Directions ▸ Find every line in the records below that contains the word "Test", and copy each such line.

Material to process ▸
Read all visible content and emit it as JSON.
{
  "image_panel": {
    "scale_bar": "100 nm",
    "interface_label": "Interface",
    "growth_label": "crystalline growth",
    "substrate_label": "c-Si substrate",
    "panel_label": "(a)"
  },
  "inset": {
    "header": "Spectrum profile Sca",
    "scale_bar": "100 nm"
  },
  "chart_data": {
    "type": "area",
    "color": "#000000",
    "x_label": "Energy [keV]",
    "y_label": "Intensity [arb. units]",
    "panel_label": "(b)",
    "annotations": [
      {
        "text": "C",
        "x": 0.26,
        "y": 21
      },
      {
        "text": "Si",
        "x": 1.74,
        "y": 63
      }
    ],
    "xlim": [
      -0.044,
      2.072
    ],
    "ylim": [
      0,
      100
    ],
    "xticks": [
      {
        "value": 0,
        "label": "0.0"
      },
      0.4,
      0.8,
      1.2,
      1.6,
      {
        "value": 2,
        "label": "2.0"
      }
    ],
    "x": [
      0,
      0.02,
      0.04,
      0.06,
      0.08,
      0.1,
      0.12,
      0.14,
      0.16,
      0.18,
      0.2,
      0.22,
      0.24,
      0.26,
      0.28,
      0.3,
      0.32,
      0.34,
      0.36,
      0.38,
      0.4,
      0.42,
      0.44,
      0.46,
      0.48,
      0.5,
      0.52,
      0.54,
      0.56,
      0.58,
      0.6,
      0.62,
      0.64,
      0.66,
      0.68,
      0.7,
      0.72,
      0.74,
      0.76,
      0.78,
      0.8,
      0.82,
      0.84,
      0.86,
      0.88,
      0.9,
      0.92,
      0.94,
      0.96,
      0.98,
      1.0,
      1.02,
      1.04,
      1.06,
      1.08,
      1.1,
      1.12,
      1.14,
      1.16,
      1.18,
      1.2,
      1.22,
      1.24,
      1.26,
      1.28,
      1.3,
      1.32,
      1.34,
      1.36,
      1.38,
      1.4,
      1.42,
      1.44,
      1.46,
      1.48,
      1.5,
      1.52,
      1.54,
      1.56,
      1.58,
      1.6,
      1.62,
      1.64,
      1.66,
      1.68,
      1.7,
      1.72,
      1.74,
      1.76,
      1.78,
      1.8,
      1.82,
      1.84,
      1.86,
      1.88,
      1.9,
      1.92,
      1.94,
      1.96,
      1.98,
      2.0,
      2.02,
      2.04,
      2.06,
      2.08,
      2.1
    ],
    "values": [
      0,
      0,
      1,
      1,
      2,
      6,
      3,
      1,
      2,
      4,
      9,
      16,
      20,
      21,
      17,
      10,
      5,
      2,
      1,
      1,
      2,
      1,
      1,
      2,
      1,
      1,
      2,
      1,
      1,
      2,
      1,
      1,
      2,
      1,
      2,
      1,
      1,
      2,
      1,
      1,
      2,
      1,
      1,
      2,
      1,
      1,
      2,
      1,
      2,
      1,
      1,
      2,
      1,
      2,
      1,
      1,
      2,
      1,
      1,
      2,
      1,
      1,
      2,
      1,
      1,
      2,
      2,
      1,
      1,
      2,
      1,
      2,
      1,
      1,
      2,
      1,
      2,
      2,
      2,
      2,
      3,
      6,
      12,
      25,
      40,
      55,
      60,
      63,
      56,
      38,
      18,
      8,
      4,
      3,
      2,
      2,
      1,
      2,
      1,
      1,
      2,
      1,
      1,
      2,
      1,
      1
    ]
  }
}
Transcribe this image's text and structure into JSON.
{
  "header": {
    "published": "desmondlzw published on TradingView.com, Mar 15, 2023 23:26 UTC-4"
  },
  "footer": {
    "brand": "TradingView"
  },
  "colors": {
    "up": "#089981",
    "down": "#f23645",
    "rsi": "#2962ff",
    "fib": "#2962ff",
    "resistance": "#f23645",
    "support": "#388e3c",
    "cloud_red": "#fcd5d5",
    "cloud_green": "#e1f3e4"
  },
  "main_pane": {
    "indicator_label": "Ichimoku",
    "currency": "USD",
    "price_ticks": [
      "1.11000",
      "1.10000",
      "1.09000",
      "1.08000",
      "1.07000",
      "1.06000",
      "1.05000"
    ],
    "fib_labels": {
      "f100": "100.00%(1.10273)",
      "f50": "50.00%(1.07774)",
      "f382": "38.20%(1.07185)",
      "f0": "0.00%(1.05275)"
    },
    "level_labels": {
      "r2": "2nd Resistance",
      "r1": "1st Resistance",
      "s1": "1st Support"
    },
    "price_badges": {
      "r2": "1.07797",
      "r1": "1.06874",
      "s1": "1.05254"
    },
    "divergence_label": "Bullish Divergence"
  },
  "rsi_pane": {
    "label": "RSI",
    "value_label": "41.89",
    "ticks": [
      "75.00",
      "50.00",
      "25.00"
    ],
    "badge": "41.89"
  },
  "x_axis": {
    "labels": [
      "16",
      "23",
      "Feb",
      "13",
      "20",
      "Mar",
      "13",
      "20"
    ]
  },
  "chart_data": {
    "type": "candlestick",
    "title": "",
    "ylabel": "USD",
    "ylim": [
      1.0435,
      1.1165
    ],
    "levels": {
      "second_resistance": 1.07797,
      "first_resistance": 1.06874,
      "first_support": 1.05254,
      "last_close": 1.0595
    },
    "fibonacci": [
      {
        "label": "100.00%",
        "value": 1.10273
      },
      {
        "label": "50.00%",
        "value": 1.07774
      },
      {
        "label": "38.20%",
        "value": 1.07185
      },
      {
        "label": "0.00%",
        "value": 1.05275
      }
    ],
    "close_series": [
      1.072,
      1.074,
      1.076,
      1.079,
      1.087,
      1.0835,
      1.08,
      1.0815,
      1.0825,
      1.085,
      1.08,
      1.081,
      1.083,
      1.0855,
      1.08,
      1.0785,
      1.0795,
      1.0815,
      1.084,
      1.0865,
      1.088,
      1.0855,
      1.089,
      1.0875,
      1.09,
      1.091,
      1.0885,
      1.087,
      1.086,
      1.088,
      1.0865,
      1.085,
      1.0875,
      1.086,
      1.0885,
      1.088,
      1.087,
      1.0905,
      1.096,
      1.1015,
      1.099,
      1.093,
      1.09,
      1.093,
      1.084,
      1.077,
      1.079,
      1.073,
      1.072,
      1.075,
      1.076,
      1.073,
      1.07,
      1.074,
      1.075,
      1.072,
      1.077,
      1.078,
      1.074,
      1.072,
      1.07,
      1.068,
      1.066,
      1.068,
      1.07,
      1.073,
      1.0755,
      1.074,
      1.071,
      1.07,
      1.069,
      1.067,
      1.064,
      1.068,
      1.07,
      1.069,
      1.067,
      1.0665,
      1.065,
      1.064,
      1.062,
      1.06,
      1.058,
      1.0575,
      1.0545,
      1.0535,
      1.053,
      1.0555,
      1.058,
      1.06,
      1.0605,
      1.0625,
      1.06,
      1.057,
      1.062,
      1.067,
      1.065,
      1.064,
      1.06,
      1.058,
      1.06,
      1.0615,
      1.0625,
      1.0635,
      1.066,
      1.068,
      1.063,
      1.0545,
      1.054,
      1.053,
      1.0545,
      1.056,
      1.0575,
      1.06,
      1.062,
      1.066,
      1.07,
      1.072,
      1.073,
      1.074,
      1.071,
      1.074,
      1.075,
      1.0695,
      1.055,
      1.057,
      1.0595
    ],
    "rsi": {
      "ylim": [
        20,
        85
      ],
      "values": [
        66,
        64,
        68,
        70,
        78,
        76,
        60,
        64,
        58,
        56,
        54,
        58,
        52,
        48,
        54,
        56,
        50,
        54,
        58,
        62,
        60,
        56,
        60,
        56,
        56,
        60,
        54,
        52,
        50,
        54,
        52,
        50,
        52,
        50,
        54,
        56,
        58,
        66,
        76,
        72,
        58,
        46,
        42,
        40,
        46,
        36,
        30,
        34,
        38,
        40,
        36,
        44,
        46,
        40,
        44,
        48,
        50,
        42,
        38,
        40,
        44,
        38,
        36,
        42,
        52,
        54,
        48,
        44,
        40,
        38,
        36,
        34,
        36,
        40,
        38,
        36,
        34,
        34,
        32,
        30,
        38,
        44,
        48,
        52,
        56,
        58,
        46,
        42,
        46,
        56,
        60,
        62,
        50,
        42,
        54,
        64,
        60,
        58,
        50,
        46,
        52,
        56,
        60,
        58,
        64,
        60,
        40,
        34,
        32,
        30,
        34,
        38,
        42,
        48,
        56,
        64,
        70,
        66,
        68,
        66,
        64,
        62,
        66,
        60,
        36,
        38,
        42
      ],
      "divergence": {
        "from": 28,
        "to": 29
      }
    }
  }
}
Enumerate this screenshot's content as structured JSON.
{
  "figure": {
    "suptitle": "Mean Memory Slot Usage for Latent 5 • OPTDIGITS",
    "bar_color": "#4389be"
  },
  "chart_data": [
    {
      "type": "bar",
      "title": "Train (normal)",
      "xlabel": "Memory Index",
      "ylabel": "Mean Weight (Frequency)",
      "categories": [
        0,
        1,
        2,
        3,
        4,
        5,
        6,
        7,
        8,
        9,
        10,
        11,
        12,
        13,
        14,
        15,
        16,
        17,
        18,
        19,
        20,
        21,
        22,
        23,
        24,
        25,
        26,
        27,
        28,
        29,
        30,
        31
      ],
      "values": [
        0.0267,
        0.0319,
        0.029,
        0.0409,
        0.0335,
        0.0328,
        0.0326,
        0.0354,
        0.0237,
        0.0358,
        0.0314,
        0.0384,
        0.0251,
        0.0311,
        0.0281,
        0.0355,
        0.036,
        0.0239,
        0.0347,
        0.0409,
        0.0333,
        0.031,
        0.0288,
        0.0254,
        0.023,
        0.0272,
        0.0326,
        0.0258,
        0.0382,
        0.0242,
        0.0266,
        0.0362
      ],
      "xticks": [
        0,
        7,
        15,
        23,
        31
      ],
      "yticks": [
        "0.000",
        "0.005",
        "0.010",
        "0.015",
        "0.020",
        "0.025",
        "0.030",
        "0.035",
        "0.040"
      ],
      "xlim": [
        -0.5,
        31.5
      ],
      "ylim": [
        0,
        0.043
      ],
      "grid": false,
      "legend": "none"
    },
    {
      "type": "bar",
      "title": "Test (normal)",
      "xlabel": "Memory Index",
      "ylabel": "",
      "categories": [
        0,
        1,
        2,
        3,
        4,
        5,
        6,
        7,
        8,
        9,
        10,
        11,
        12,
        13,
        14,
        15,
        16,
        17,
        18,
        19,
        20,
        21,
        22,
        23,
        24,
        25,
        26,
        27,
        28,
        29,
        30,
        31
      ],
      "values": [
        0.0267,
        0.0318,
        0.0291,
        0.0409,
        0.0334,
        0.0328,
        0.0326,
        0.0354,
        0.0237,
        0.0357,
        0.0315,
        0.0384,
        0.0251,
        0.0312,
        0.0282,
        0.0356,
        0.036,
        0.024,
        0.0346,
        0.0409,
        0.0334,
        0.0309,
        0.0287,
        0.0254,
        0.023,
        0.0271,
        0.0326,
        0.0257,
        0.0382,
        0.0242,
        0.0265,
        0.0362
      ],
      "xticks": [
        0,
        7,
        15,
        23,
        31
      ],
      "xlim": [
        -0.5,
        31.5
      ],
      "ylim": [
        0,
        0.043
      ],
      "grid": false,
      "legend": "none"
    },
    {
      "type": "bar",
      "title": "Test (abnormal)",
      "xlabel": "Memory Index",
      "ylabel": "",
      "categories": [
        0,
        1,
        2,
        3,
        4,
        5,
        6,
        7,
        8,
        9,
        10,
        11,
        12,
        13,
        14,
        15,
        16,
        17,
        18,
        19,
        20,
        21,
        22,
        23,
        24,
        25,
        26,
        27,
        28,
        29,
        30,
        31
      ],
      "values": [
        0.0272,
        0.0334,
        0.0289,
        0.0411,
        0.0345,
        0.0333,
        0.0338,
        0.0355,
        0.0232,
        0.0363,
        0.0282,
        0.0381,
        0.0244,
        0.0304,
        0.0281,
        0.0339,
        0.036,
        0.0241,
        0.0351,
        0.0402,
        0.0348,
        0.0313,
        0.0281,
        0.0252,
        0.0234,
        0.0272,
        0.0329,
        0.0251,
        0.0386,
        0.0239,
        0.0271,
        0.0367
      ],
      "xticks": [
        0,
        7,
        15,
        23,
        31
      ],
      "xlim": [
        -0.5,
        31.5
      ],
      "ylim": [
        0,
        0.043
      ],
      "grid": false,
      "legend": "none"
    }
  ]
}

The response ▸
      "title": "Test (normal)",
      "title": "Test (abnormal)",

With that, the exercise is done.